SET PROBLEM:
Pull each line holding the word "Nelson" from the data.

────────────────────────────────────────

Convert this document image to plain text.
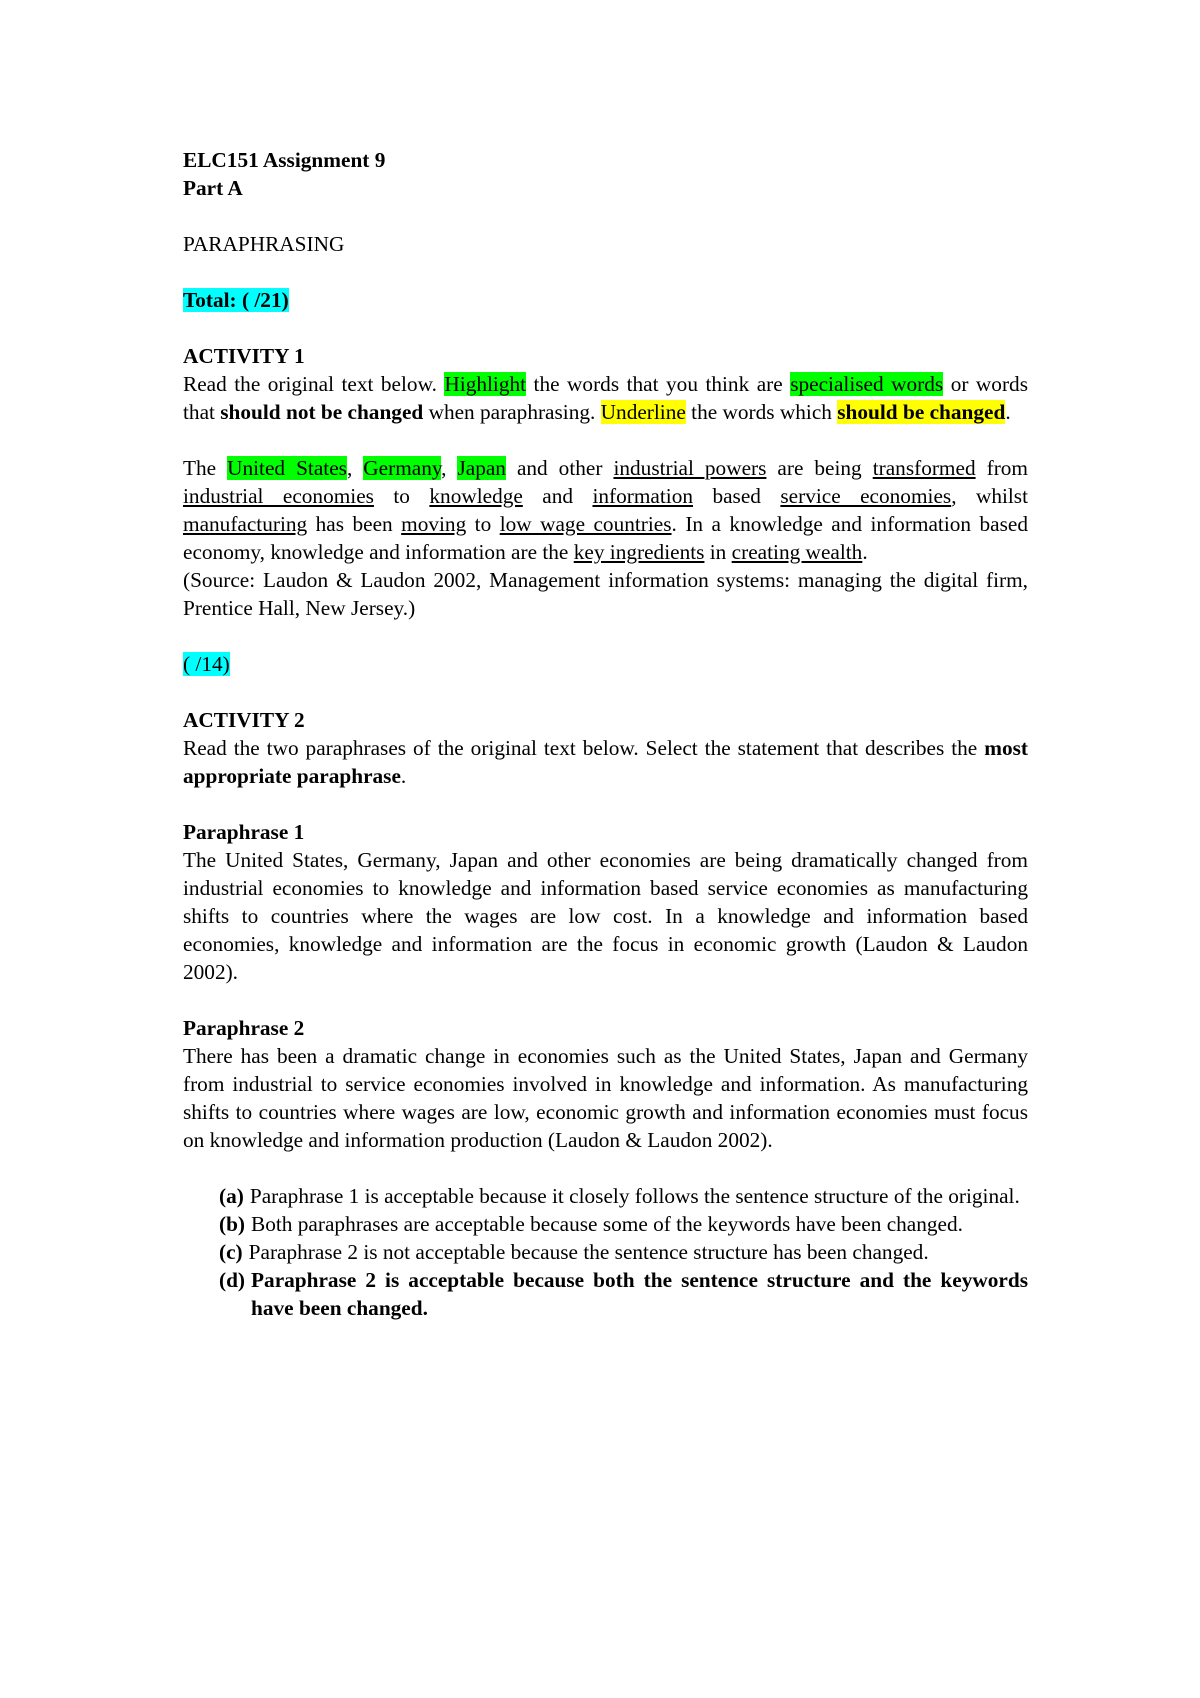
ELC151 Assignment 9
Part A
PARAPHRASING
Total: ( /21)
ACTIVITY 1
Read the original text below. Highlight the words that you think are specialised words or words that should not be changed when paraphrasing. Underline the words which should be changed.
The United States, Germany, Japan and other industrial powers are being transformed from industrial economies to knowledge and information based service economies, whilst manufacturing has been moving to low wage countries. In a knowledge and information based economy, knowledge and information are the key ingredients in creating wealth.
(Source: Laudon & Laudon 2002, Management information systems: managing the digital firm, Prentice Hall, New Jersey.)
( /14)
ACTIVITY 2
Read the two paraphrases of the original text below. Select the statement that describes the most appropriate paraphrase.
Paraphrase 1
The United States, Germany, Japan and other economies are being dramatically changed from industrial economies to knowledge and information based service economies as manufacturing shifts to countries where the wages are low cost. In a knowledge and information based economies, knowledge and information are the focus in economic growth (Laudon & Laudon 2002).
Paraphrase 2
There has been a dramatic change in economies such as the United States, Japan and Germany from industrial to service economies involved in knowledge and information. As manufacturing shifts to countries where wages are low, economic growth and information economies must focus on knowledge and information production (Laudon & Laudon 2002).
(a) Paraphrase 1 is acceptable because it closely follows the sentence structure of the original.
(b) Both paraphrases are acceptable because some of the keywords have been changed.
(c) Paraphrase 2 is not acceptable because the sentence structure has been changed.
(d) Paraphrase 2 is acceptable because both the sentence structure and the keywords have been changed.
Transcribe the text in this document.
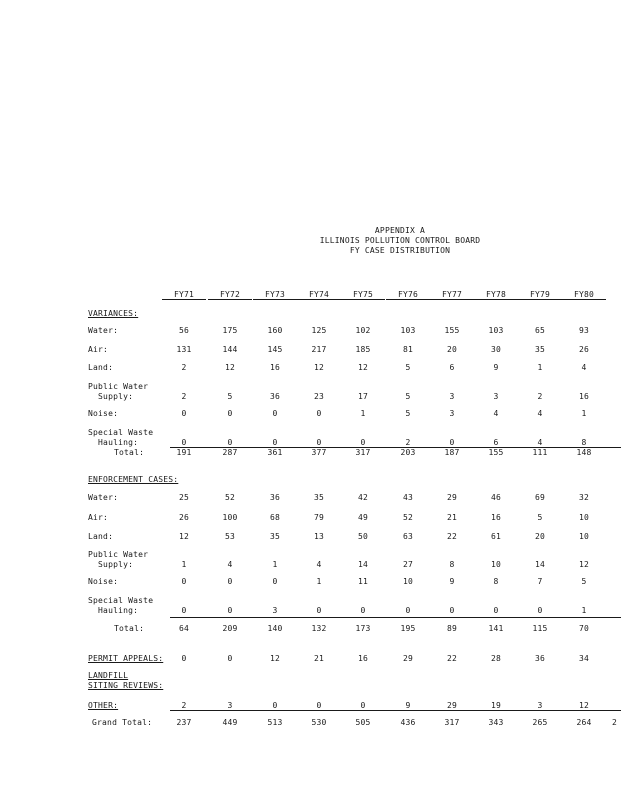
APPENDIX A
ILLINOIS POLLUTION CONTROL BOARD
FY CASE DISTRIBUTION
FY71	FY72	FY73	FY74	FY75	FY76	FY77	FY78	FY79	FY80
VARIANCES:
Water:	56	175	160	125	102	103	155	103	65	93
Air:	131	144	145	217	185	81	20	30	35	26
Land:	2	12	16	12	12	5	6	9	1	4
Public Water
Supply:	2	5	36	23	17	5	3	3	2	16
Noise:	0	0	0	0	1	5	3	4	4	1
Special Waste
Hauling:	0	0	0	0	0	2	0	6	4	8
Total:	191	287	361	377	317	203	187	155	111	148
ENFORCEMENT CASES:
Water:	25	52	36	35	42	43	29	46	69	32
Air:	26	100	68	79	49	52	21	16	5	10
Land:	12	53	35	13	50	63	22	61	20	10
Public Water
Supply:	1	4	1	4	14	27	8	10	14	12
Noise:	0	0	0	1	11	10	9	8	7	5
Special Waste
Hauling:	0	0	3	0	0	0	0	0	0	1
Total:	64	209	140	132	173	195	89	141	115	70
PERMIT APPEALS:	0	0	12	21	16	29	22	28	36	34
LANDFILL
SITING REVIEWS:
OTHER:	2	3	0	0	0	9	29	19	3	12
Grand Total:	237	449	513	530	505	436	317	343	265	264	2
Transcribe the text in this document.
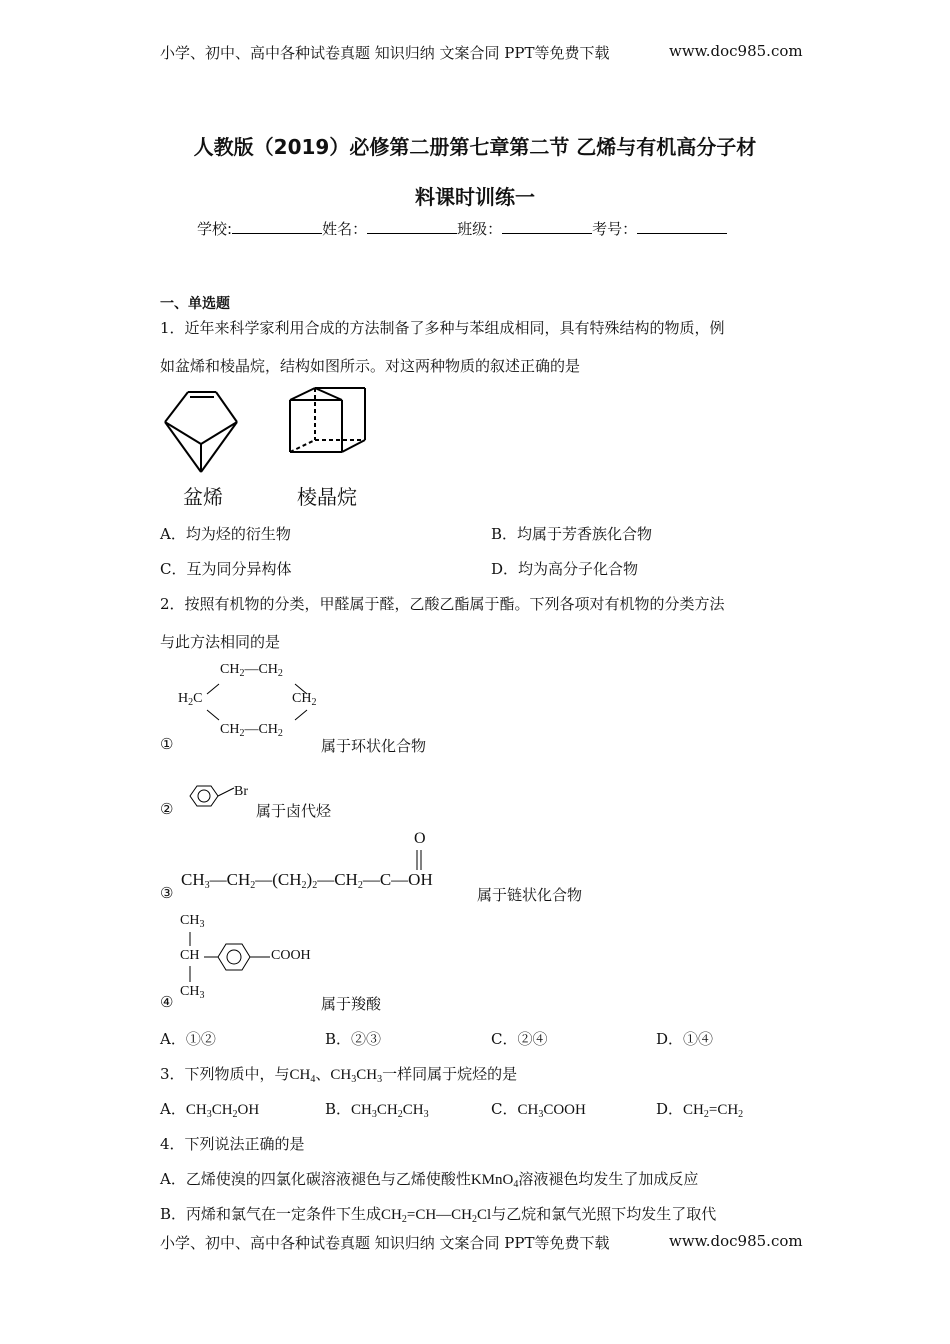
小学、初中、高中各种试卷真题 知识归纳 文案合同 PPT等免费下载	www.doc985.com
人教版（2019）必修第二册第七章第二节 乙烯与有机高分子材
料课时训练一
学校:	姓名：	班级：	考号：
一、单选题
1．近年来科学家利用合成的方法制备了多种与苯组成相同，具有特殊结构的物质，例
如盆烯和棱晶烷，结构如图所示。对这两种物质的叙述正确的是
盆烯	棱晶烷
A．均为烃的衍生物	B．均属于芳香族化合物
C．互为同分异构体	D．均为高分子化合物
2．按照有机物的分类，甲醛属于醛，乙酸乙酯属于酯。下列各项对有机物的分类方法
与此方法相同的是
$H_2C$
$CH_2—CH_2$
$CH_2$
$CH_2—CH_2$
①	属于环状化合物
②
Br
属于卤代烃
O
③
$CH_3—CH_2—(CH_2)_2—CH_2—C—OH$
属于链状化合物
$CH_3$
CH
$CH_3$
COOH
④	属于羧酸
A．①②	B．②③	C．②④	D．①④
3．下列物质中，与$CH_4$、$CH_3CH_3$一样同属于烷烃的是
A．$CH_3CH_2OH$	B．$CH_3CH_2CH_3$	C．$CH_3COOH$	D．$CH_2=CH_2$
4．下列说法正确的是
A．乙烯使溴的四氯化碳溶液褪色与乙烯使酸性KMnO$_4$溶液褪色均发生了加成反应
B．丙烯和氯气在一定条件下生成$CH_2=CH—CH_2Cl$与乙烷和氯气光照下均发生了取代
小学、初中、高中各种试卷真题 知识归纳 文案合同 PPT等免费下载	www.doc985.com
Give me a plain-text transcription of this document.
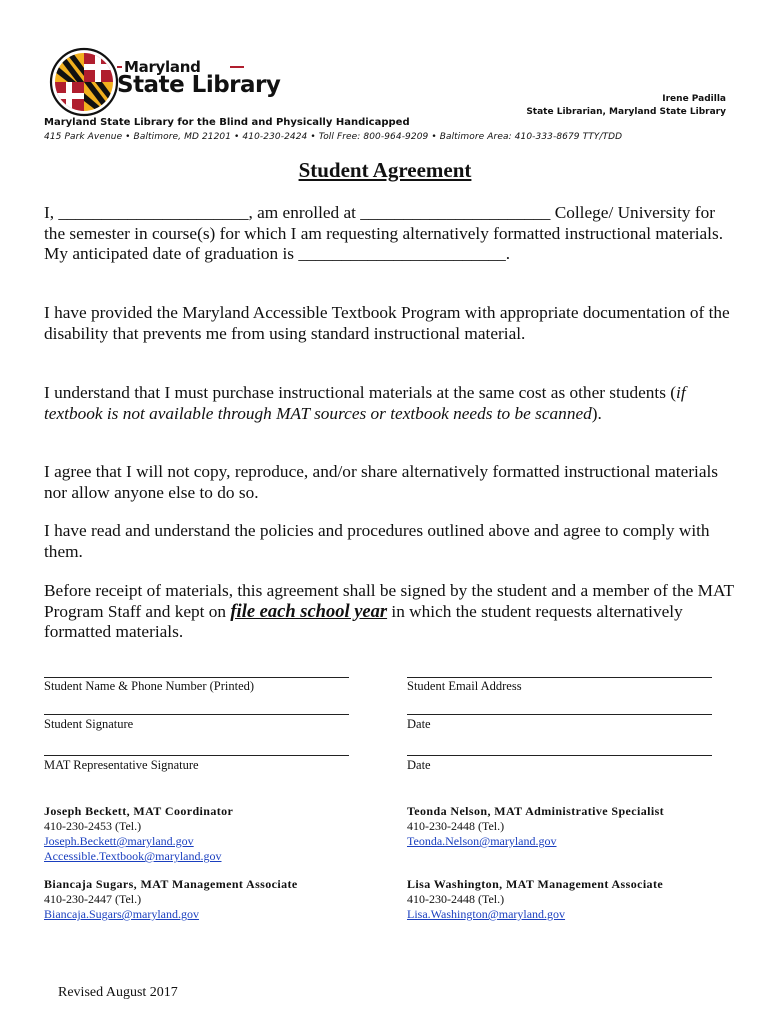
Maryland
State Library
Irene Padilla
State Librarian, Maryland State Library
Maryland State Library for the Blind and Physically Handicapped
415 Park Avenue • Baltimore, MD 21201 • 410-230-2424 • Toll Free: 800-964-9209 • Baltimore Area: 410-333-8679 TTY/TDD
Student Agreement
I, ______________________, am enrolled at ______________________ College/ University for the semester in course(s) for which I am requesting alternatively formatted instructional materials. My anticipated date of graduation is ________________________.
I have provided the Maryland Accessible Textbook Program with appropriate documentation of the disability that prevents me from using standard instructional material.
I understand that I must purchase instructional materials at the same cost as other students (if textbook is not available through MAT sources or textbook needs to be scanned).
I agree that I will not copy, reproduce, and/or share alternatively formatted instructional materials nor allow anyone else to do so.
I have read and understand the policies and procedures outlined above and agree to comply with them.
Before receipt of materials, this agreement shall be signed by the student and a member of the MAT Program Staff and kept on file each school year in which the student requests alternatively formatted materials.
Student Name & Phone Number (Printed)	Student Email Address
Student Signature	Date
MAT Representative Signature	Date
Joseph Beckett, MAT Coordinator
410-230-2453 (Tel.)
Joseph.Beckett@maryland.gov
Accessible.Textbook@maryland.gov
Teonda Nelson, MAT Administrative Specialist
410-230-2448 (Tel.)
Teonda.Nelson@maryland.gov
Biancaja Sugars, MAT Management Associate
410-230-2447 (Tel.)
Biancaja.Sugars@maryland.gov
Lisa Washington, MAT Management Associate
410-230-2448 (Tel.)
Lisa.Washington@maryland.gov
Revised August 2017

────────────────────────────────────────

EXERCISE RESULT:
Teonda Nelson, MAT Administrative Specialist
Teonda.Nelson@maryland.gov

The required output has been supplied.